* Task goal
Copy whichever lines contain the string "data".

━━━

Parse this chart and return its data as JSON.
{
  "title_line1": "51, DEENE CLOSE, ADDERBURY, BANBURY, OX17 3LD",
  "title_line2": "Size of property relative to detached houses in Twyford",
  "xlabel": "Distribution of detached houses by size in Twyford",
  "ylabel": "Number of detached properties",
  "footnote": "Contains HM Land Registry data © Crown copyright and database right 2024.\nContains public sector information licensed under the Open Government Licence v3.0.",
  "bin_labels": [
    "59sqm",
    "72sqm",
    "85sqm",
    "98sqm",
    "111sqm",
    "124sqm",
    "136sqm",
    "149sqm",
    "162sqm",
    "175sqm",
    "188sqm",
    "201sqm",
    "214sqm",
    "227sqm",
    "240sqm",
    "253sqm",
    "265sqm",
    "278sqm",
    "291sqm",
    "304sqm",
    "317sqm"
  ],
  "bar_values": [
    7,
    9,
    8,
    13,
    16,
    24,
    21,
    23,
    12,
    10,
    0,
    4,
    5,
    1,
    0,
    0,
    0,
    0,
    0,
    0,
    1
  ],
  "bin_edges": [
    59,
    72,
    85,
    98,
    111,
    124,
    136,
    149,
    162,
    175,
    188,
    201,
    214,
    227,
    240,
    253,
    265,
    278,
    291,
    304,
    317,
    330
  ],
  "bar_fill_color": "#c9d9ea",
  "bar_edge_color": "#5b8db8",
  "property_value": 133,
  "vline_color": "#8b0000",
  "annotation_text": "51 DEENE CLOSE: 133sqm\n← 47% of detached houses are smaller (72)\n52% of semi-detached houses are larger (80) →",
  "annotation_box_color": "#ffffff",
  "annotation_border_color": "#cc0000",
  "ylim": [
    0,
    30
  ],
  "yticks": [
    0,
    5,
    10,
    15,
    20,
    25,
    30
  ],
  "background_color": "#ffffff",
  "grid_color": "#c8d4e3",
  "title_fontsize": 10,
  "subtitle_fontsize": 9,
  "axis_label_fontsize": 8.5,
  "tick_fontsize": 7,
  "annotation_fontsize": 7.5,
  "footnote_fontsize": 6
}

━━━

* Task result
Parse this chart and return its data as JSON.
  "footnote": "Contains HM Land Registry data © Crown copyright and database right 2024.\nContains public sector information licensed under the Open Government Licence v3.0.",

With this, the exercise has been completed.